- **OBJECTIVE**:
Look through the data and write out every line with the word "sample" in it.

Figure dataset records
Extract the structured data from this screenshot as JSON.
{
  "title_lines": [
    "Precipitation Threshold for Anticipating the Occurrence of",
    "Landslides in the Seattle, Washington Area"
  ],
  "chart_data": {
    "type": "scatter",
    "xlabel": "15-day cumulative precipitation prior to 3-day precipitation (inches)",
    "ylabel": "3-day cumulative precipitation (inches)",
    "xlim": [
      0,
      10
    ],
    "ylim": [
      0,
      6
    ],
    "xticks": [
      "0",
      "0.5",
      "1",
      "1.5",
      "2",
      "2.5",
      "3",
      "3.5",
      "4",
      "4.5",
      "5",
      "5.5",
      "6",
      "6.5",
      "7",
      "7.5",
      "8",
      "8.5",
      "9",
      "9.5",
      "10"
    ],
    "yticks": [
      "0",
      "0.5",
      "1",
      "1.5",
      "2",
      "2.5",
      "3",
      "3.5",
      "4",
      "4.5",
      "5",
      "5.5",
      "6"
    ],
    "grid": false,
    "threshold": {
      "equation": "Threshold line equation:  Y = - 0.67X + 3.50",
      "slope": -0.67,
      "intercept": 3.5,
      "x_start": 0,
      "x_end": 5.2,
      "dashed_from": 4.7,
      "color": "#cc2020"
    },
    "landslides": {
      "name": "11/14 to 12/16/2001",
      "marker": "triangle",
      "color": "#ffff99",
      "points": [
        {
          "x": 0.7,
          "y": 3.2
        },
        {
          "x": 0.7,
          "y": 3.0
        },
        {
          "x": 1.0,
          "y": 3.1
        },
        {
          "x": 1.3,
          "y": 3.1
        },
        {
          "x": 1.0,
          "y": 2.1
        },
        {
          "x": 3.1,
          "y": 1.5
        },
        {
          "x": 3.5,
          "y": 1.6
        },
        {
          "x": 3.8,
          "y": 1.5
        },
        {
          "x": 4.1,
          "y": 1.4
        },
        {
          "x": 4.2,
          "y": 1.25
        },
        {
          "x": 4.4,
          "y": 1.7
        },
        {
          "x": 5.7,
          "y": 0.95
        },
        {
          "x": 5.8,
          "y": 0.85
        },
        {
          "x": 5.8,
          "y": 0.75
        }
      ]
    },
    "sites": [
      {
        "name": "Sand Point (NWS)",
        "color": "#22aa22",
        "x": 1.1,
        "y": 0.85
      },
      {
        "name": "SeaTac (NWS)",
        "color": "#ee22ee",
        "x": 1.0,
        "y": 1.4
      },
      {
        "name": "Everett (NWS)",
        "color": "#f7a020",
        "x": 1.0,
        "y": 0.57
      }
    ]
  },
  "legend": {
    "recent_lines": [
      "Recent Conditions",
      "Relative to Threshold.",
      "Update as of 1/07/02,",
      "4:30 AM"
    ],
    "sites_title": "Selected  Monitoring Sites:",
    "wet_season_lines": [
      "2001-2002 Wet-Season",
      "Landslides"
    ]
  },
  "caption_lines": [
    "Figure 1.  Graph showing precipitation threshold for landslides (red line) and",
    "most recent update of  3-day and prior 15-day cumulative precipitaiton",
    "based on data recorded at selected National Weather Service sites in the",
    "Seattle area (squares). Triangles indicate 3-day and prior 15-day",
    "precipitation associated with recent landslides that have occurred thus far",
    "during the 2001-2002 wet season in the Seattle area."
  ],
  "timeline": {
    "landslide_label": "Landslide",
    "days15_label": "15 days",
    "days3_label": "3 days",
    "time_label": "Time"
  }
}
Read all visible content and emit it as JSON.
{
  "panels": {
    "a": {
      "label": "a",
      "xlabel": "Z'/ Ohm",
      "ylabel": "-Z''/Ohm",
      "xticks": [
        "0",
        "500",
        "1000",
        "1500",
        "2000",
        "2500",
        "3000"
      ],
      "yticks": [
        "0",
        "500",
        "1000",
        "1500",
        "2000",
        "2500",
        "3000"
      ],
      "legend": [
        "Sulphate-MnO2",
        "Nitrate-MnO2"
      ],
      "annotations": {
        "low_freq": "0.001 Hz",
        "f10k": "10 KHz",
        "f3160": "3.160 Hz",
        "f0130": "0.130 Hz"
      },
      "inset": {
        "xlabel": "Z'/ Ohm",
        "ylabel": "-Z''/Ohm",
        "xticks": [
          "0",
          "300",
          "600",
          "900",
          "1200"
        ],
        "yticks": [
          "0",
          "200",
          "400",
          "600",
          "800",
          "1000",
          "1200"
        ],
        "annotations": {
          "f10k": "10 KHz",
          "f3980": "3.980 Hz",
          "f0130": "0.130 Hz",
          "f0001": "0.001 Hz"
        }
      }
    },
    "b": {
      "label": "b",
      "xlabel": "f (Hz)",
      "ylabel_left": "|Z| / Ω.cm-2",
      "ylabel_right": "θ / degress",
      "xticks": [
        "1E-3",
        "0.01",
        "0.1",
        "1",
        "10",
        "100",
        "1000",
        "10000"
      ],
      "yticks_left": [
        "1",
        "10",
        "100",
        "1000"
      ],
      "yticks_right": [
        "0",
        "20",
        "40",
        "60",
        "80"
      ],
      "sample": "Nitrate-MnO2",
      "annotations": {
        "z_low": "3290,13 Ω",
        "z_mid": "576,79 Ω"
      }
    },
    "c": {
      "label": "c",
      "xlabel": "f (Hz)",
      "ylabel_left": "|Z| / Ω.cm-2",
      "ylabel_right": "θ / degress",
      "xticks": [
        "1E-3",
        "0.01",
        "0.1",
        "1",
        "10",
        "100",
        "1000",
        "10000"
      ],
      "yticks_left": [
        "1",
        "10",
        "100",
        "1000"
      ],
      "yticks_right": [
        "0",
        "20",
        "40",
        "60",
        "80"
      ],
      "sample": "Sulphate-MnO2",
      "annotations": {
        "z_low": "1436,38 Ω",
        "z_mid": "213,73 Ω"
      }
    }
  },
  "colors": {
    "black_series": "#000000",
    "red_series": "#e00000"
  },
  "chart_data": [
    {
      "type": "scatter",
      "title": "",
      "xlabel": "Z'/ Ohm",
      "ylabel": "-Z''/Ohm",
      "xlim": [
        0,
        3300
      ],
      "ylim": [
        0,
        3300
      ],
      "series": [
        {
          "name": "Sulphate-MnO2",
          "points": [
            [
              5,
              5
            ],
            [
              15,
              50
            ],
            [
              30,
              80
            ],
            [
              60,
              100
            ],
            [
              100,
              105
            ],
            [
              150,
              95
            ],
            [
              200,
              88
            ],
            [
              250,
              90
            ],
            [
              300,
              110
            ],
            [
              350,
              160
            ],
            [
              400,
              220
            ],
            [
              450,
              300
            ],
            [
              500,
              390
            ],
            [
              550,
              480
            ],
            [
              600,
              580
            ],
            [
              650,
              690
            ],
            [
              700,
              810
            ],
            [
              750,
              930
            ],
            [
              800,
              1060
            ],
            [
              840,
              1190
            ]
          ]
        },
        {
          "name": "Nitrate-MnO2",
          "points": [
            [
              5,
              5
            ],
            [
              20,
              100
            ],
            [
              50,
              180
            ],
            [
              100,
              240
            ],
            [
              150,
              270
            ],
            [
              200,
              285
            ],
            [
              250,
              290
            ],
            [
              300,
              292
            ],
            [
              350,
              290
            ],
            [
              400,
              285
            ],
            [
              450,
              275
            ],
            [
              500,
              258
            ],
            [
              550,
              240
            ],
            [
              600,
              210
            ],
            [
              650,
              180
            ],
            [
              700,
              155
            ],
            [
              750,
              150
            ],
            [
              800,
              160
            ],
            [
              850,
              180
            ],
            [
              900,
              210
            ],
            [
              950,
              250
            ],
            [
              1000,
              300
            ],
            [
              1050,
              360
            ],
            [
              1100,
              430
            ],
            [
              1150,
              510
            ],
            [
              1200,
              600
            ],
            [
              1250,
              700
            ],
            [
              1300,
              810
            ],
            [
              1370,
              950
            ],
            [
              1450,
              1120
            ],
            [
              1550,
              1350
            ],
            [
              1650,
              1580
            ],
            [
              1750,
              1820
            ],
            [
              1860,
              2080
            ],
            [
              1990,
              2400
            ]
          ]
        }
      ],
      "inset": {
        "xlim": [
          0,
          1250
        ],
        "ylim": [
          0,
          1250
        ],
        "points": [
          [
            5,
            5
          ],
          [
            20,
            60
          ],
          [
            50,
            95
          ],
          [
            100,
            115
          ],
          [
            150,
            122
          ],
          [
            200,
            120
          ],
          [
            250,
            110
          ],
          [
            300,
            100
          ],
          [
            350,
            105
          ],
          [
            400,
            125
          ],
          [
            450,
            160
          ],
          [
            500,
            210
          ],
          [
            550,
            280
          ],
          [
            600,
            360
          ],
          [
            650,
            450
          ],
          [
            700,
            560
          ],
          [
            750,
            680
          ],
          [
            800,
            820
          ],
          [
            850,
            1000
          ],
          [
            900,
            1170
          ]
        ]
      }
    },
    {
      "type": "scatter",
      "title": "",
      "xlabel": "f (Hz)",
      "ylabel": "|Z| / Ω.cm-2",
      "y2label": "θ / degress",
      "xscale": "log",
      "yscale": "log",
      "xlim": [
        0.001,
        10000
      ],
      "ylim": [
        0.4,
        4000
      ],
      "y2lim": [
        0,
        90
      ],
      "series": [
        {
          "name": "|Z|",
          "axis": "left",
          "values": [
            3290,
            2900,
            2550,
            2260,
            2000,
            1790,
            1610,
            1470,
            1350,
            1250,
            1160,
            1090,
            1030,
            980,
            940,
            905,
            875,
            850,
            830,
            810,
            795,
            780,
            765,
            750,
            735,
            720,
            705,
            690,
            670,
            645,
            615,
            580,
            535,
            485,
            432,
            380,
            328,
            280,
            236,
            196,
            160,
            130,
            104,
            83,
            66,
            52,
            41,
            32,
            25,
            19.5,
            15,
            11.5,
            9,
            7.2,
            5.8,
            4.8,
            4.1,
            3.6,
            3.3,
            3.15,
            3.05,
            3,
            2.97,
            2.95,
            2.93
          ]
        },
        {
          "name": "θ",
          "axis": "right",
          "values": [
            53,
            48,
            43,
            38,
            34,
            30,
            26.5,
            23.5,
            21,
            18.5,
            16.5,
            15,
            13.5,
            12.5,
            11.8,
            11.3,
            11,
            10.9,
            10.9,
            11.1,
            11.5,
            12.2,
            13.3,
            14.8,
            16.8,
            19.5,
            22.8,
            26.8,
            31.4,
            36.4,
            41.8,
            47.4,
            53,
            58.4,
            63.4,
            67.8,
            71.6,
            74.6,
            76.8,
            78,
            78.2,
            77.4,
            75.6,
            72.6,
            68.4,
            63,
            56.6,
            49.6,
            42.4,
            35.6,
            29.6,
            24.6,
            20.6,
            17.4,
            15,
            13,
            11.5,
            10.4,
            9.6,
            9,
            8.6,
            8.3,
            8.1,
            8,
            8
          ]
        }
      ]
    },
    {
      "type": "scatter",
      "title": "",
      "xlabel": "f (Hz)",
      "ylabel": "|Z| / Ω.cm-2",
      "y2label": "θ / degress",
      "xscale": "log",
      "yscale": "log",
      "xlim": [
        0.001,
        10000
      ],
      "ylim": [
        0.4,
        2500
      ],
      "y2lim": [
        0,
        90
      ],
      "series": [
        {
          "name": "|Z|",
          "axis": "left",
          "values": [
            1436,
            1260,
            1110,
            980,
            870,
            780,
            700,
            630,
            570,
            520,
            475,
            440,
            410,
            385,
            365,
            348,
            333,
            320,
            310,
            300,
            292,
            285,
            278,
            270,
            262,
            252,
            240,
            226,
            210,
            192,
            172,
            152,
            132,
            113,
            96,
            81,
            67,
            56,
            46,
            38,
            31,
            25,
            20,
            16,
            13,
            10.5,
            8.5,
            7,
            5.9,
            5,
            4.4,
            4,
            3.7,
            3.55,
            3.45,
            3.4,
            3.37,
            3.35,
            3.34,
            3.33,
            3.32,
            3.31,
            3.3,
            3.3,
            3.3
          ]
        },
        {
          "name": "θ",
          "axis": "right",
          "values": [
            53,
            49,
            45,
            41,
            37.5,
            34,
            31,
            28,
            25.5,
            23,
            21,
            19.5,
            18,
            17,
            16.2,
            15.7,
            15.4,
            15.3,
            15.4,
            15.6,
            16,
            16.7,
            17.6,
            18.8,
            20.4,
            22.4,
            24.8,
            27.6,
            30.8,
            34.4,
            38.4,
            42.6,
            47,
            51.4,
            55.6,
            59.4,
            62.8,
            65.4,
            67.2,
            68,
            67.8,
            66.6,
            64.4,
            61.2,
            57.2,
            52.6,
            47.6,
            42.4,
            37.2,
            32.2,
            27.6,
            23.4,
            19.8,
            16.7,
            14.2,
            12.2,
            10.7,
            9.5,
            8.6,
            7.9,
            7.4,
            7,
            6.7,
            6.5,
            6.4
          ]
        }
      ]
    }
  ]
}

- **TASK ANSWER**:
      "sample": "Nitrate-MnO2",
      "sample": "Sulphate-MnO2",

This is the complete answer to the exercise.